- [WRITTEN REQUEST] From the data that follows, report how many lines hold the string "operations", giving only the number.

- [DATASET RECORDS]

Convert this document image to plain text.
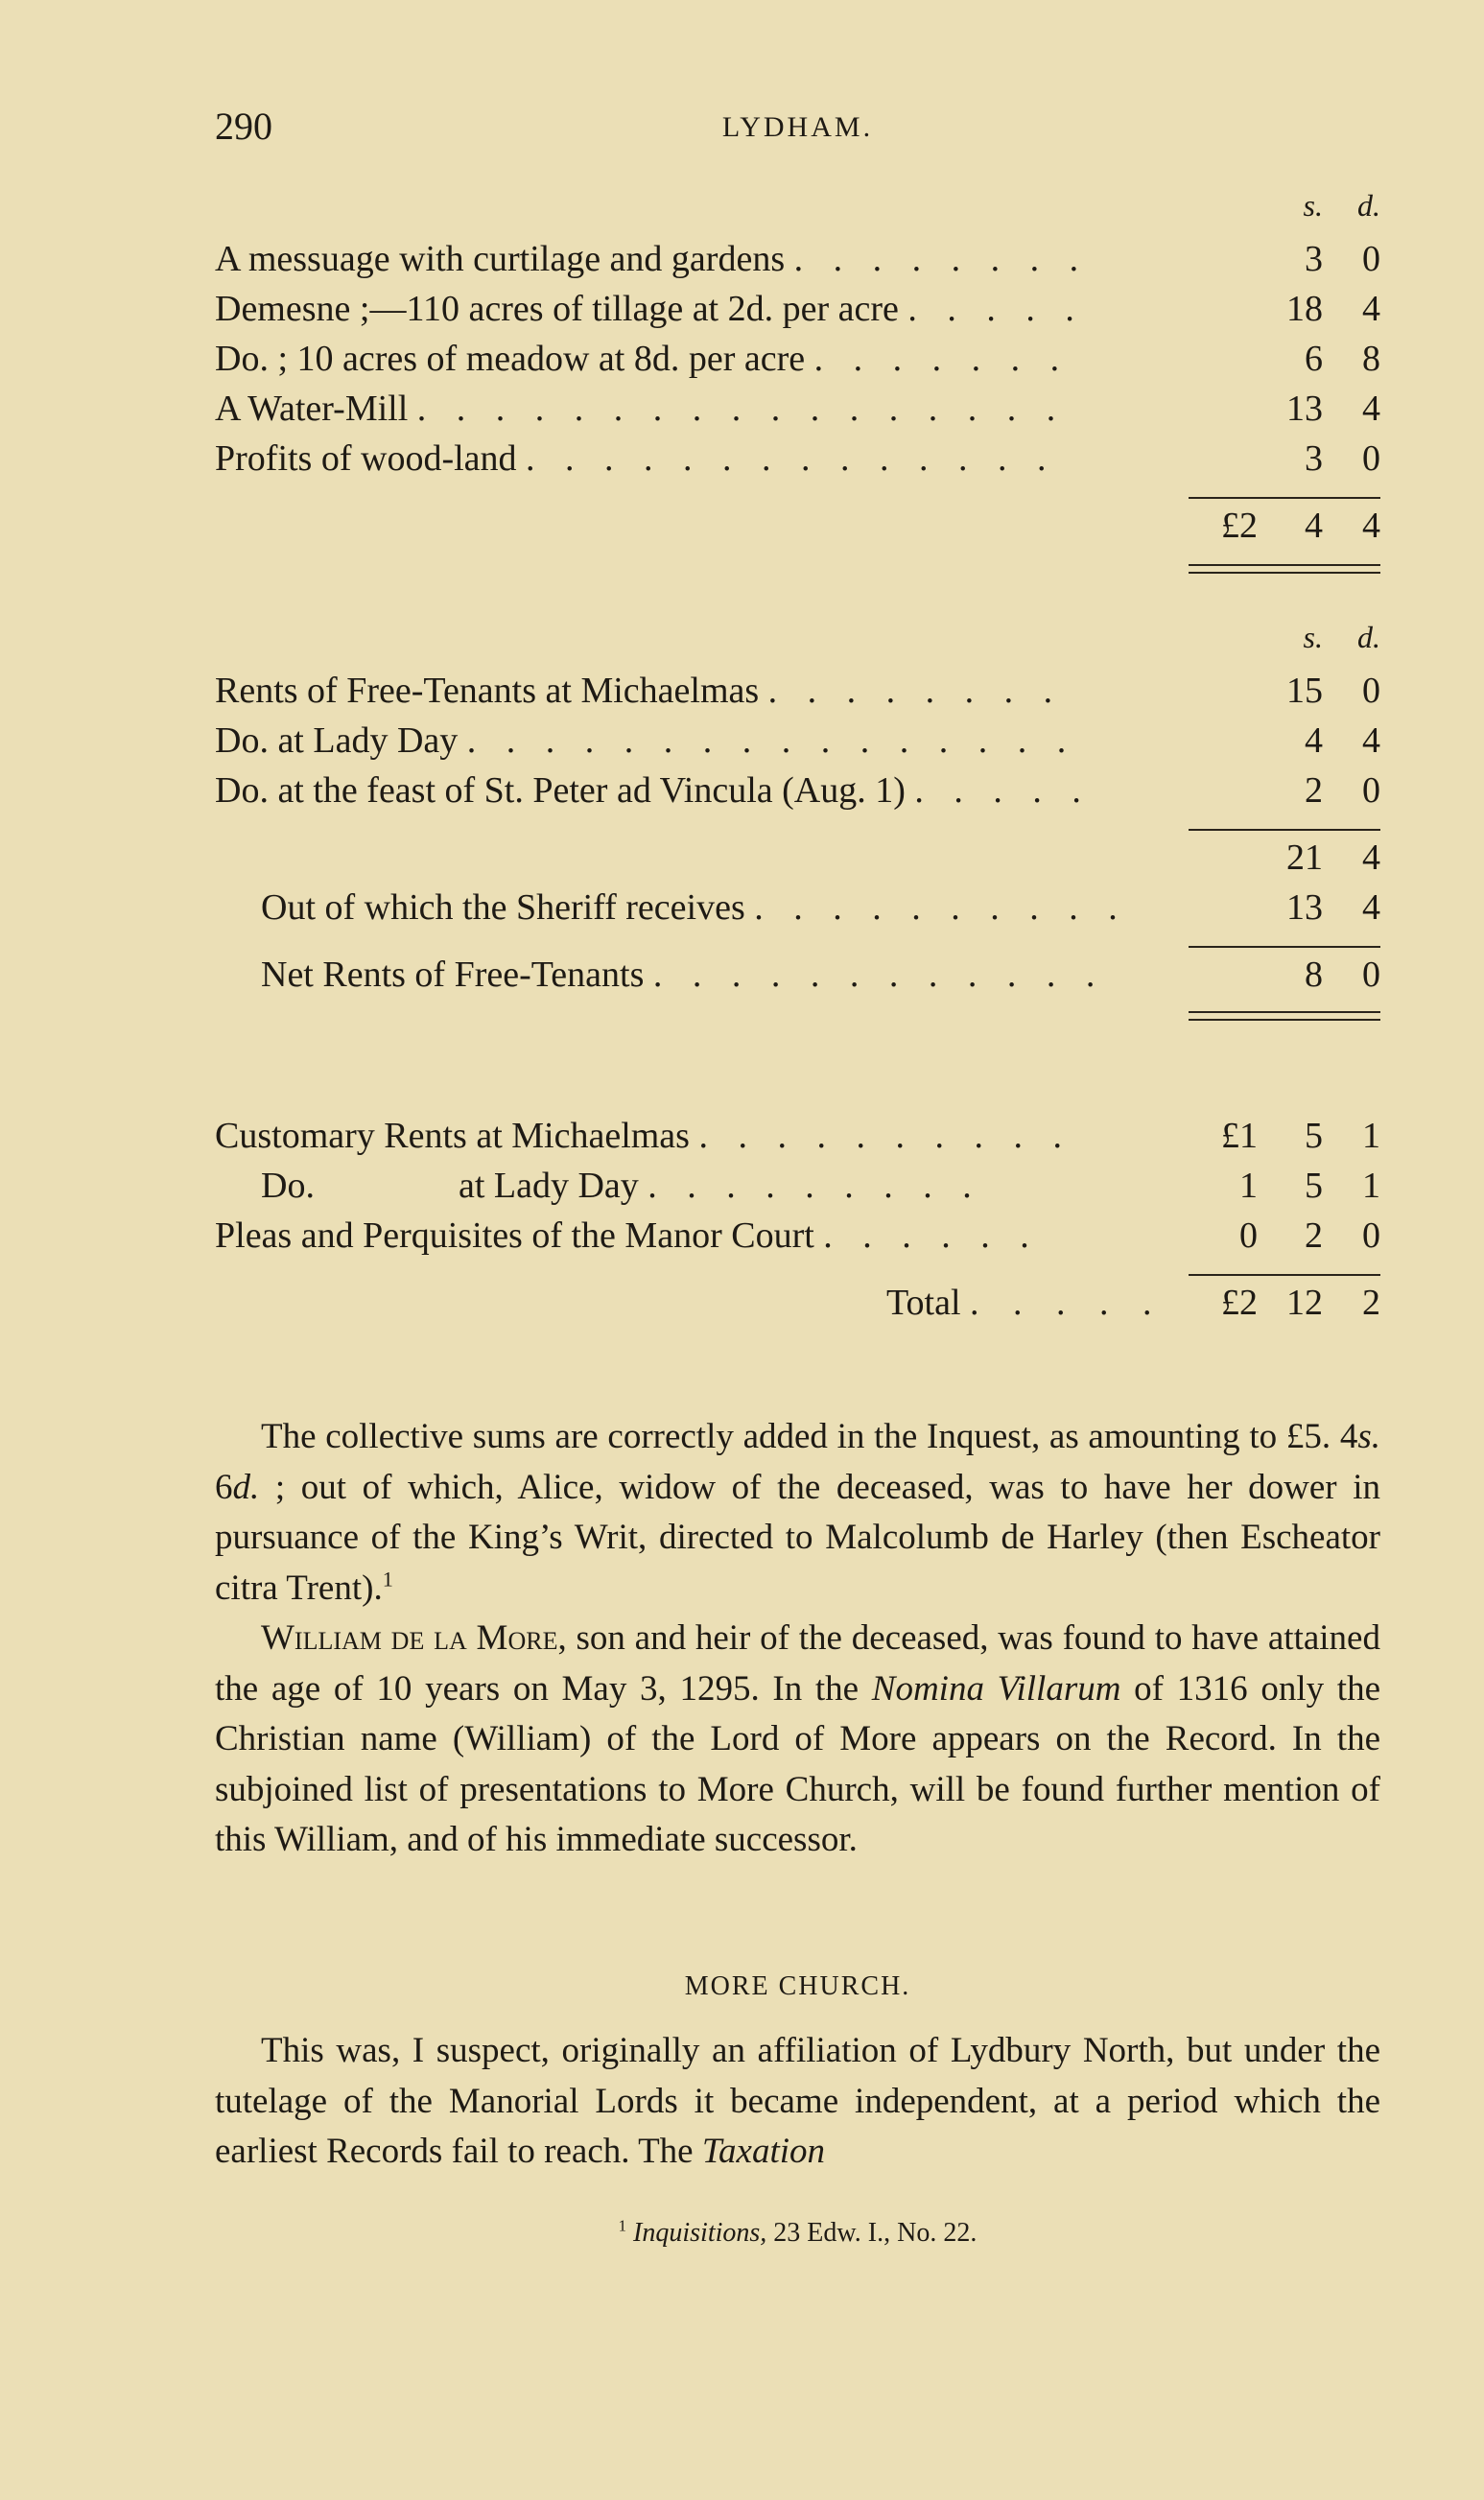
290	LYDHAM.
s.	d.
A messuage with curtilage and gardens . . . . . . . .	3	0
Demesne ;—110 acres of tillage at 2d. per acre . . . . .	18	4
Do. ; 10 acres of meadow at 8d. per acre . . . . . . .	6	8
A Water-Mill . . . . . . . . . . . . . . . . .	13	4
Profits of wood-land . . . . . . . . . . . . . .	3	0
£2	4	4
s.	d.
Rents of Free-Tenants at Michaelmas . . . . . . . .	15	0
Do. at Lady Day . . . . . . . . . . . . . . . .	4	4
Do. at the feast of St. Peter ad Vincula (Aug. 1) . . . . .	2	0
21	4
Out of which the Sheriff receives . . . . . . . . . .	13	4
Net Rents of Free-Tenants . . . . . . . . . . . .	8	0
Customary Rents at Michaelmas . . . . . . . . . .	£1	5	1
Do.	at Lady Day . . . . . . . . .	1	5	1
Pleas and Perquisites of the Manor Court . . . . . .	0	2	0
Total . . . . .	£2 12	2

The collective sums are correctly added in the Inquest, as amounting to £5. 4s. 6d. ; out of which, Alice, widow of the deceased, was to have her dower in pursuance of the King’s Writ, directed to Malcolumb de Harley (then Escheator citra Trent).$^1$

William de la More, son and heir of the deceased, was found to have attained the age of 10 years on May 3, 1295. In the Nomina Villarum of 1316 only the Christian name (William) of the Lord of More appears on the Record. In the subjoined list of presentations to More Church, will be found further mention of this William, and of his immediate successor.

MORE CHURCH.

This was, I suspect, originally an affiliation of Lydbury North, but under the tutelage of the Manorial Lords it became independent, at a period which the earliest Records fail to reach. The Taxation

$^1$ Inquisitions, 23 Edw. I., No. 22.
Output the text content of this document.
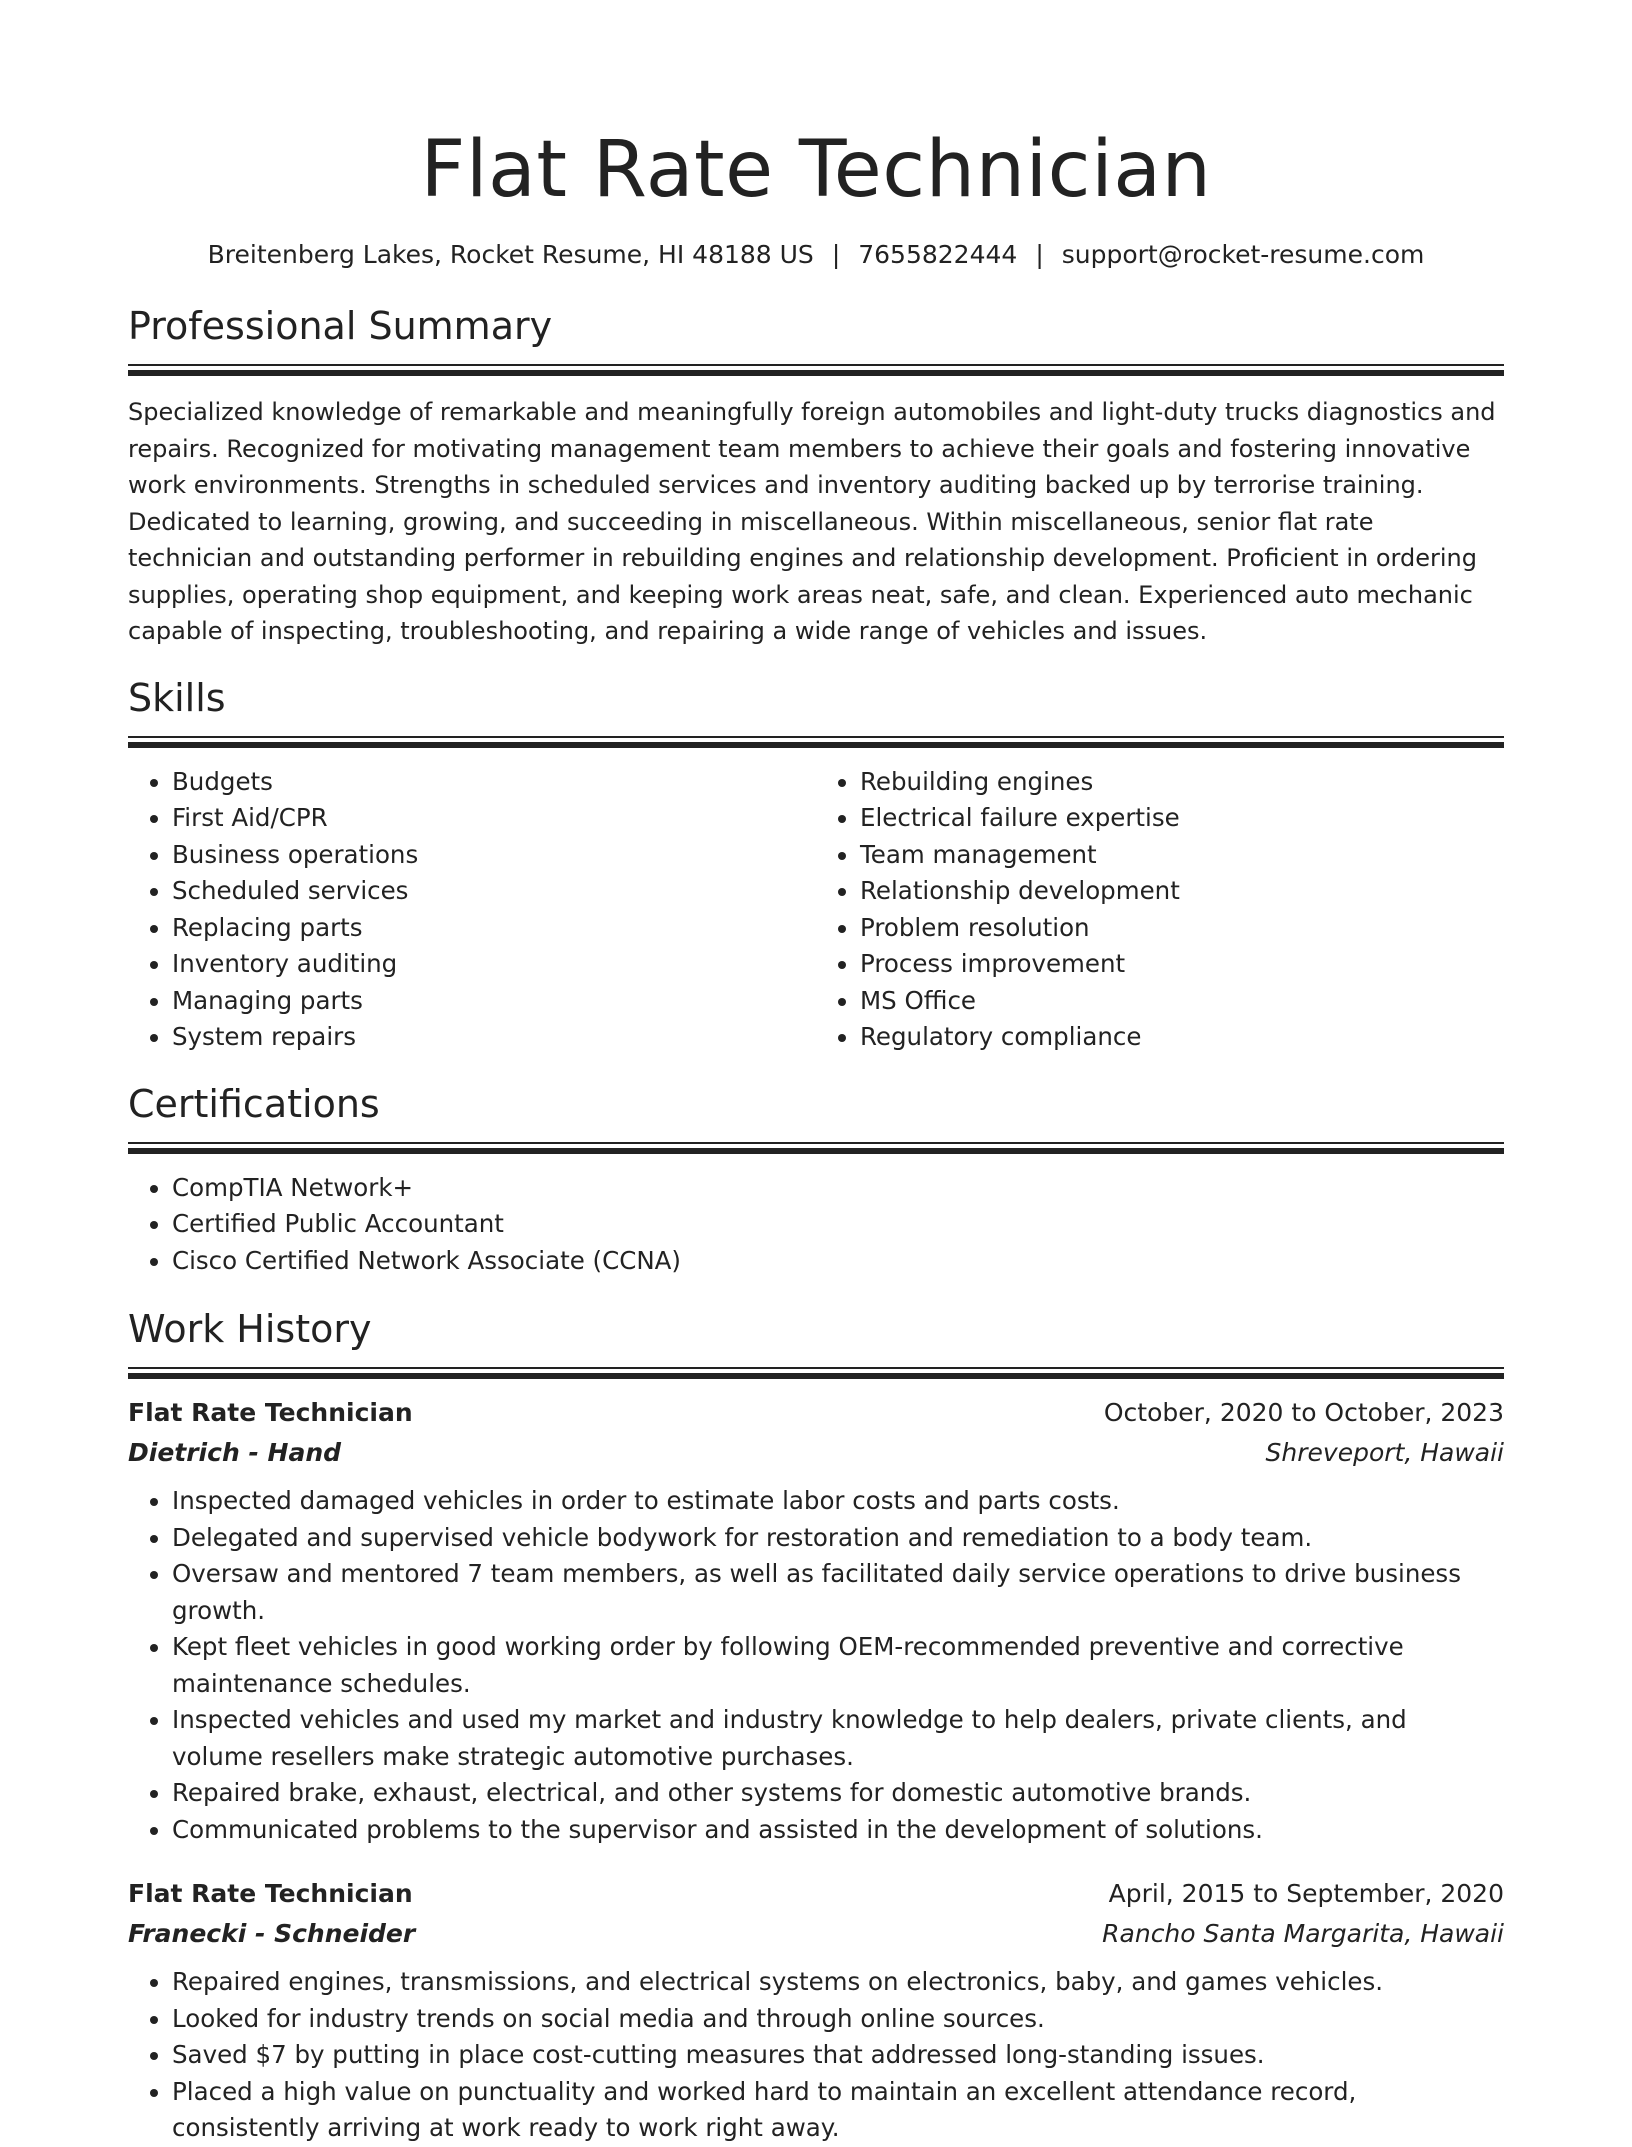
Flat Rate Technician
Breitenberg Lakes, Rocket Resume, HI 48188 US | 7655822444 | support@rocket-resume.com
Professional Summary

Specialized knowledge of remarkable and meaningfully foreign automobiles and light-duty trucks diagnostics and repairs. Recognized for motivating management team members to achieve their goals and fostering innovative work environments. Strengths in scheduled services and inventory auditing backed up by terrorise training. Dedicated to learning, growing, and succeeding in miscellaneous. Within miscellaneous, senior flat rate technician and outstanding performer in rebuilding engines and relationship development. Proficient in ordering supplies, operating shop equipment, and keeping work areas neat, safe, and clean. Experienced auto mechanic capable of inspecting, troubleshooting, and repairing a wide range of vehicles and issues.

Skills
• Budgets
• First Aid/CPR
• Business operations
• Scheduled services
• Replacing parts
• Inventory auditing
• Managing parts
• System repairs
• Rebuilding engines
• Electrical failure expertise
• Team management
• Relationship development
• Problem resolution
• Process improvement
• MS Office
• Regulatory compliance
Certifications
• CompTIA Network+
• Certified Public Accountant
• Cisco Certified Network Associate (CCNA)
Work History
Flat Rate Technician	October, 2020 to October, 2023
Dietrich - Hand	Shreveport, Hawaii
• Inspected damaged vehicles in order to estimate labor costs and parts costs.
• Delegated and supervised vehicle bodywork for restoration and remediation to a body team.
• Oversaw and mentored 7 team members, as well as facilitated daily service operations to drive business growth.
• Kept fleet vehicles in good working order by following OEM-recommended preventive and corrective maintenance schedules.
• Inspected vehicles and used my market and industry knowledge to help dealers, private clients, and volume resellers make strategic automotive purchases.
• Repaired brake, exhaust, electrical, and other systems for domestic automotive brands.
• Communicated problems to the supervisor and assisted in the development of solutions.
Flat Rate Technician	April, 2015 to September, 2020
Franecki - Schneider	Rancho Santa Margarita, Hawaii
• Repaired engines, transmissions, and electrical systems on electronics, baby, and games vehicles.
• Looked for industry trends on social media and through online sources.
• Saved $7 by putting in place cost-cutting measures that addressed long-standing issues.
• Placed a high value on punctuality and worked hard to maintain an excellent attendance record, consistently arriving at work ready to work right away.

- [ANSWER TO THIS EXERCISE] 2